• SHORT EXERCISE
Pictures appear in the records below; write out everything else exactly.

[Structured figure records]
----------------------------------------

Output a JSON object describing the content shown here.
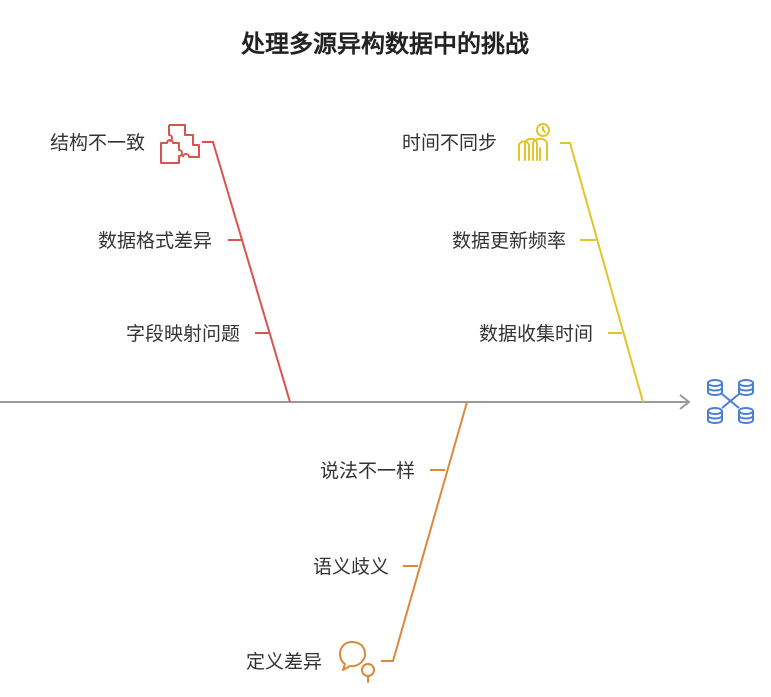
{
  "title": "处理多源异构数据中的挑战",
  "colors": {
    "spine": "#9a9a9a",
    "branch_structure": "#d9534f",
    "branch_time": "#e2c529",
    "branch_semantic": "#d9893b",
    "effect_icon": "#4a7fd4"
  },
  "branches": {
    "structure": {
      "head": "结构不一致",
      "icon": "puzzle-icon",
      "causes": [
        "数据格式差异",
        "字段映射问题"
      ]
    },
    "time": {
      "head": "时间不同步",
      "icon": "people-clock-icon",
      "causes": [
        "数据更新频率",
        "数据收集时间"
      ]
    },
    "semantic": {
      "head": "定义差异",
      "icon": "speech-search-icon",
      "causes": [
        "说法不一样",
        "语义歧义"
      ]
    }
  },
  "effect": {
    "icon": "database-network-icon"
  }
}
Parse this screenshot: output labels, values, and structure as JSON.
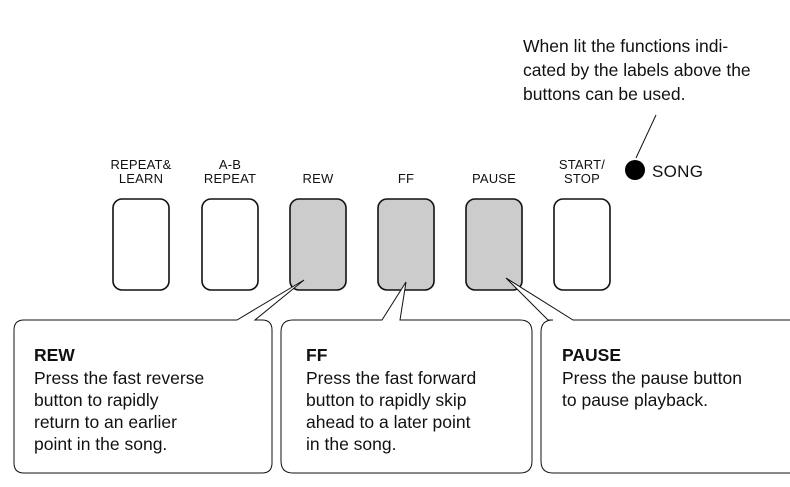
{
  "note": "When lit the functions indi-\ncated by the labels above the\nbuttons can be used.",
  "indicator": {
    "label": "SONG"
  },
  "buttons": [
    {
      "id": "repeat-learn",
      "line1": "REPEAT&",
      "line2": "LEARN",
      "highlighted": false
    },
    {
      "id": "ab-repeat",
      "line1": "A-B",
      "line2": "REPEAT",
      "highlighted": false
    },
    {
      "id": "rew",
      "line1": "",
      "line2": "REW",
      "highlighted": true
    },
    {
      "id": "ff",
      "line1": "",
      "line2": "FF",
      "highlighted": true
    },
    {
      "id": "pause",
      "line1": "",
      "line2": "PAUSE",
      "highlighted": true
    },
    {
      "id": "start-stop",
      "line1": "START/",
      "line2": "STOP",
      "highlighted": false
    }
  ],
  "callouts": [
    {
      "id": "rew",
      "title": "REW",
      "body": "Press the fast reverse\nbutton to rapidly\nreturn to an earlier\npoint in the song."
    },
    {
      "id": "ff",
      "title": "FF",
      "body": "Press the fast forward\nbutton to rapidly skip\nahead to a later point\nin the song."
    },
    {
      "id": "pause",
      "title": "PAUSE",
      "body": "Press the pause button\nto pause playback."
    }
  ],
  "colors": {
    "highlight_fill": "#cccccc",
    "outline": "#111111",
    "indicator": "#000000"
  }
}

----------------------------------------

• TASK ANSWER
Output a JSON object describing the content shown here.
{
  "title": "处理多源异构数据中的挑战",
  "colors": {
    "spine": "#9a9a9a",
    "branch_structure": "#d9534f",
    "branch_time": "#e2c529",
    "branch_semantic": "#d9893b",
    "effect_icon": "#4a7fd4"
  },
  "branches": {
    "structure": {
      "head": "结构不一致",
      "icon": "puzzle-icon",
      "causes": [
        "数据格式差异",
        "字段映射问题"
      ]
    },
    "time": {
      "head": "时间不同步",
      "icon": "people-clock-icon",
      "causes": [
        "数据更新频率",
        "数据收集时间"
      ]
    },
    "semantic": {
      "head": "定义差异",
      "icon": "speech-search-icon",
      "causes": [
        "说法不一样",
        "语义歧义"
      ]
    }
  },
  "effect": {
    "icon": "database-network-icon"
  }
}
Parse this screenshot: output labels, values, and structure as JSON.
{
  "note": "When lit the functions indi-\ncated by the labels above the\nbuttons can be used.",
  "indicator": {
    "label": "SONG"
  },
  "buttons": [
    {
      "id": "repeat-learn",
      "line1": "REPEAT&",
      "line2": "LEARN",
      "highlighted": false
    },
    {
      "id": "ab-repeat",
      "line1": "A-B",
      "line2": "REPEAT",
      "highlighted": false
    },
    {
      "id": "rew",
      "line1": "",
      "line2": "REW",
      "highlighted": true
    },
    {
      "id": "ff",
      "line1": "",
      "line2": "FF",
      "highlighted": true
    },
    {
      "id": "pause",
      "line1": "",
      "line2": "PAUSE",
      "highlighted": true
    },
    {
      "id": "start-stop",
      "line1": "START/",
      "line2": "STOP",
      "highlighted": false
    }
  ],
  "callouts": [
    {
      "id": "rew",
      "title": "REW",
      "body": "Press the fast reverse\nbutton to rapidly\nreturn to an earlier\npoint in the song."
    },
    {
      "id": "ff",
      "title": "FF",
      "body": "Press the fast forward\nbutton to rapidly skip\nahead to a later point\nin the song."
    },
    {
      "id": "pause",
      "title": "PAUSE",
      "body": "Press the pause button\nto pause playback."
    }
  ],
  "colors": {
    "highlight_fill": "#cccccc",
    "outline": "#111111",
    "indicator": "#000000"
  }
}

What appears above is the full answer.